> [DATA SUPPLIED]
---

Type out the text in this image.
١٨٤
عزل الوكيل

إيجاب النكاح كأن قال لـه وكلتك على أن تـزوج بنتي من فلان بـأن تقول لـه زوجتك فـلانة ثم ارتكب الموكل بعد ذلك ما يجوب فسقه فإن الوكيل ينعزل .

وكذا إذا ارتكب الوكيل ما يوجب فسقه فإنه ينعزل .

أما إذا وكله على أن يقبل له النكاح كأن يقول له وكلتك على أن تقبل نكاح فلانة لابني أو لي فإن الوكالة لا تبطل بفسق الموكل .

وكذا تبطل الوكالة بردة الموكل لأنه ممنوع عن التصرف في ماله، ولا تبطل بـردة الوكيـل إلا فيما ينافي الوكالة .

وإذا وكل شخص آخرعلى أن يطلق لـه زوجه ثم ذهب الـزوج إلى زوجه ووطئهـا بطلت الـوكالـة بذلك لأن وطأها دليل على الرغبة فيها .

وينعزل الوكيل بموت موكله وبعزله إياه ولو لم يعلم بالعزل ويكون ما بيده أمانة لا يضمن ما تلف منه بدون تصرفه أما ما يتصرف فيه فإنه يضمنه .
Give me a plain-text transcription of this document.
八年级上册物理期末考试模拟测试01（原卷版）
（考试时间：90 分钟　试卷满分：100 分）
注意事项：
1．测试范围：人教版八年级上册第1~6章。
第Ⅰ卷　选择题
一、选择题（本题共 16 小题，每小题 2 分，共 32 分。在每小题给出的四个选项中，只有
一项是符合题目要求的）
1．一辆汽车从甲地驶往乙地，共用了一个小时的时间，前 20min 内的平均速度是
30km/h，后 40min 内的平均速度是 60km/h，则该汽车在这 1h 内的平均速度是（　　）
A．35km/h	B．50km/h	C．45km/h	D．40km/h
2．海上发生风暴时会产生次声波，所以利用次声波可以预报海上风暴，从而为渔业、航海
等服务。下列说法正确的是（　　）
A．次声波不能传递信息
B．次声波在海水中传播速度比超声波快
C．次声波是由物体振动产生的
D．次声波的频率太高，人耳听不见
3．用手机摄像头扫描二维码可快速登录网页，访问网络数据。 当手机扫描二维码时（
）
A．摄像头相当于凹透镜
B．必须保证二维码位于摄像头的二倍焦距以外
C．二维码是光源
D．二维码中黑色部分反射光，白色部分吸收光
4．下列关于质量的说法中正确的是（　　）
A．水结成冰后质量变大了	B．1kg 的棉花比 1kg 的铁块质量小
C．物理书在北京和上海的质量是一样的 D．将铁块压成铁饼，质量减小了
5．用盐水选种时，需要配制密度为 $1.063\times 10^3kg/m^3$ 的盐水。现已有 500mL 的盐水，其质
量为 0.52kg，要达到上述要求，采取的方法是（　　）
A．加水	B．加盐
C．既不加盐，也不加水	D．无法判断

---

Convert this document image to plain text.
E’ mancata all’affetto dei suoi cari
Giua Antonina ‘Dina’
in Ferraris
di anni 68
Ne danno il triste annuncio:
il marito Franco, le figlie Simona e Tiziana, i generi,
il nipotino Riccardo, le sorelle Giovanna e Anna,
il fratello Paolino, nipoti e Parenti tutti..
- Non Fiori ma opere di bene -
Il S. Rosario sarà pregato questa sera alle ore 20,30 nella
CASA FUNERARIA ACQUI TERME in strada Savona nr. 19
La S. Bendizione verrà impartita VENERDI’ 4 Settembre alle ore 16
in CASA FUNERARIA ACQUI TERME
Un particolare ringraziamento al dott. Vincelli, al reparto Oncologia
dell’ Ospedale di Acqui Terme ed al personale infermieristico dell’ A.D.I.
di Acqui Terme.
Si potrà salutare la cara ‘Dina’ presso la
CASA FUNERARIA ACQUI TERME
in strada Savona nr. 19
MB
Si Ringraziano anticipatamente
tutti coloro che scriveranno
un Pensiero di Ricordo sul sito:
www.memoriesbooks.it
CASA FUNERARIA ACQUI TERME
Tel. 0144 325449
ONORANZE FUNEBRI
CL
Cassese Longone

---

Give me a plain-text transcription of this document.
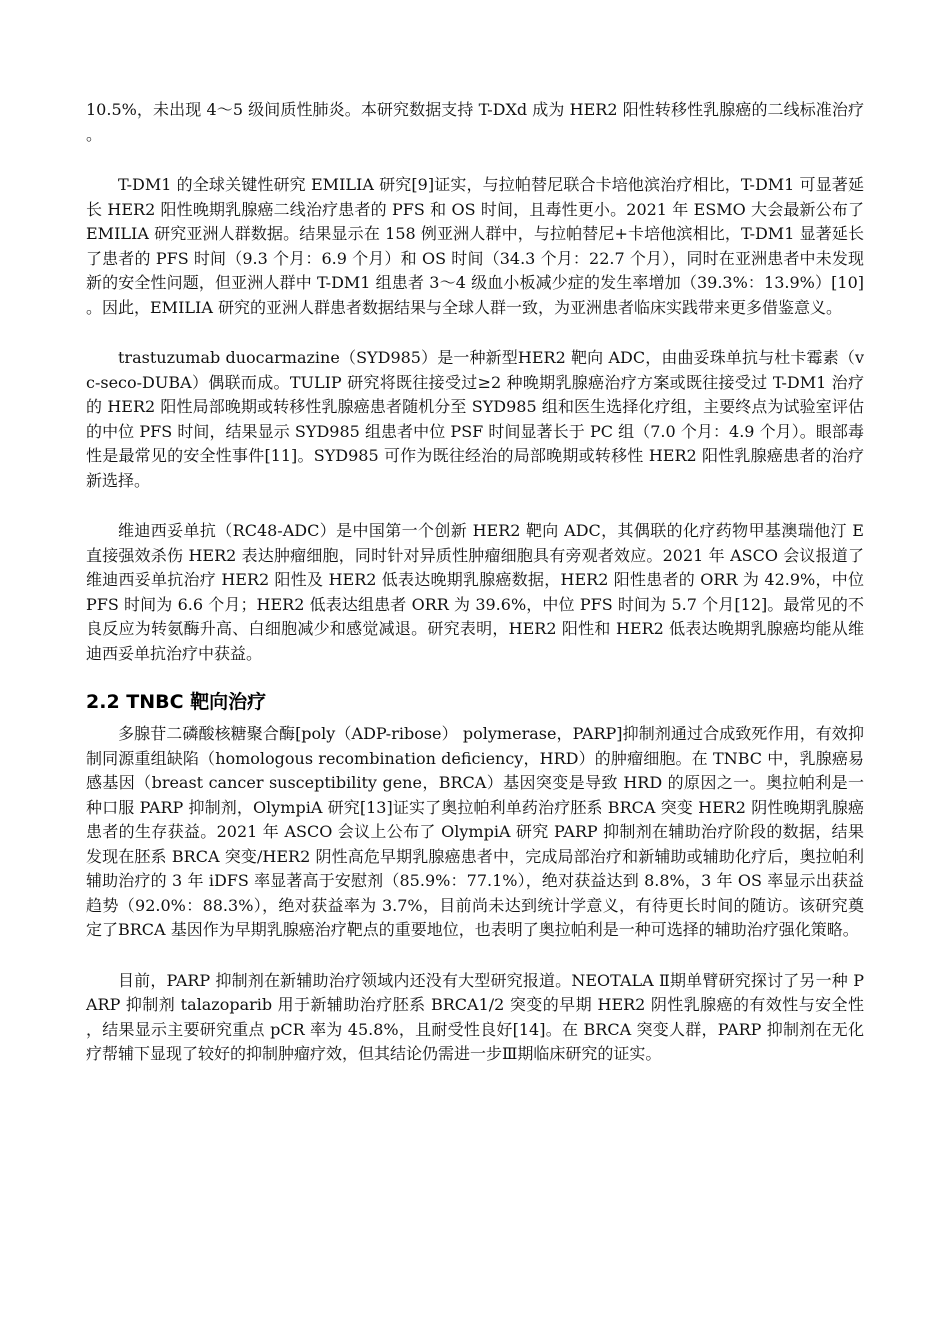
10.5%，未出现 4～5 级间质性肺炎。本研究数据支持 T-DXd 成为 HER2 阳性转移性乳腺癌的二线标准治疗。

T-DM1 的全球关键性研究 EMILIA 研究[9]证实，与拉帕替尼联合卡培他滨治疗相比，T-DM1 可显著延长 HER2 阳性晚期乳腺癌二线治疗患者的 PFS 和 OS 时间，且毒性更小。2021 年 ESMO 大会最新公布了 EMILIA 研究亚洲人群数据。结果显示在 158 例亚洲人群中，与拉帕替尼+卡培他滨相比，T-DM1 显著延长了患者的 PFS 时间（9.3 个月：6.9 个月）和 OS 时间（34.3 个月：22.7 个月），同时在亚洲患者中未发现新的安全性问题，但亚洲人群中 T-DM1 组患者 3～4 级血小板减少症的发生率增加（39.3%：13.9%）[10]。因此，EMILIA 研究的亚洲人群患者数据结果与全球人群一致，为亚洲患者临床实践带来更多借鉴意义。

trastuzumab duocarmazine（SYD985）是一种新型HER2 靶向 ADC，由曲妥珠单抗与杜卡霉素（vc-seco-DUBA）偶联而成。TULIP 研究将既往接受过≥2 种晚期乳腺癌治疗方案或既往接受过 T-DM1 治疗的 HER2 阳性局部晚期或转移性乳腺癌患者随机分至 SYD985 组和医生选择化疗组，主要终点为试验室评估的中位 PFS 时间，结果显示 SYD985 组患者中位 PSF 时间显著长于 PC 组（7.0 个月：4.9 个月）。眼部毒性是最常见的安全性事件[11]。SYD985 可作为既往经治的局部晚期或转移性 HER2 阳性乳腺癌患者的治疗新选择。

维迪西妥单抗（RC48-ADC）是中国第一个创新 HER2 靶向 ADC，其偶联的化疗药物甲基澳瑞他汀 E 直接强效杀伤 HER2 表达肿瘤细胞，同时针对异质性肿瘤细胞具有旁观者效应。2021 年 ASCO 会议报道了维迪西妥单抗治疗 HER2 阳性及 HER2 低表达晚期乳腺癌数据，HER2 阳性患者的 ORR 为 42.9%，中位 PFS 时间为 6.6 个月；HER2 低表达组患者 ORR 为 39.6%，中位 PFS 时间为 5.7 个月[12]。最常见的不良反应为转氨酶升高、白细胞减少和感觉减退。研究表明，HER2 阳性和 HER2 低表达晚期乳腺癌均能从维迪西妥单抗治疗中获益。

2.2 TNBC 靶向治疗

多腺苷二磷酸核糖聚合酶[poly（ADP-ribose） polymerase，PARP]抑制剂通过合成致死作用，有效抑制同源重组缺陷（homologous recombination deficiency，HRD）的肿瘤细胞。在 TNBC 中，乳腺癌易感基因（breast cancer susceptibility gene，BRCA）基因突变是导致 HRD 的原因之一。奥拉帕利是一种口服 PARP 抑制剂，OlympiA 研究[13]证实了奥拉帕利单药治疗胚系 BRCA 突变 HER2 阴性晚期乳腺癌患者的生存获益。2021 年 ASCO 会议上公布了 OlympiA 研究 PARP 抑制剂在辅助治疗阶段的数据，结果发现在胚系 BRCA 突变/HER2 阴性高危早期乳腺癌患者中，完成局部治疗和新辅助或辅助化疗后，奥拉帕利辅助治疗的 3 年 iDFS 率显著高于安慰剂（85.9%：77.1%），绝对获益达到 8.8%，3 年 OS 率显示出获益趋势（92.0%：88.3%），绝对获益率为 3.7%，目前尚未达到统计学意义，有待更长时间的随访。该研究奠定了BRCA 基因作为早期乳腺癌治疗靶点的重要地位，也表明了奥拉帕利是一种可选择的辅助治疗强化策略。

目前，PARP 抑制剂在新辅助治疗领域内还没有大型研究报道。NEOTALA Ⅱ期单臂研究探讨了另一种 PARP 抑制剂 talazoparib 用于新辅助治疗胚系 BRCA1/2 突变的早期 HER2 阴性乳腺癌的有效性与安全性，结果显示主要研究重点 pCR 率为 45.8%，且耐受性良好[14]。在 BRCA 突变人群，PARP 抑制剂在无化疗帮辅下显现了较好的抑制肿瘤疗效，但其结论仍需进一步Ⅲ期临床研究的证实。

---

> [TASK TO COMPLETE]
Identify the lines that contain the string "strada", and copy every one of them.

> [FULL ANSWER]
CASA FUNERARIA ACQUI TERME in strada Savona nr. 19
in strada Savona nr. 19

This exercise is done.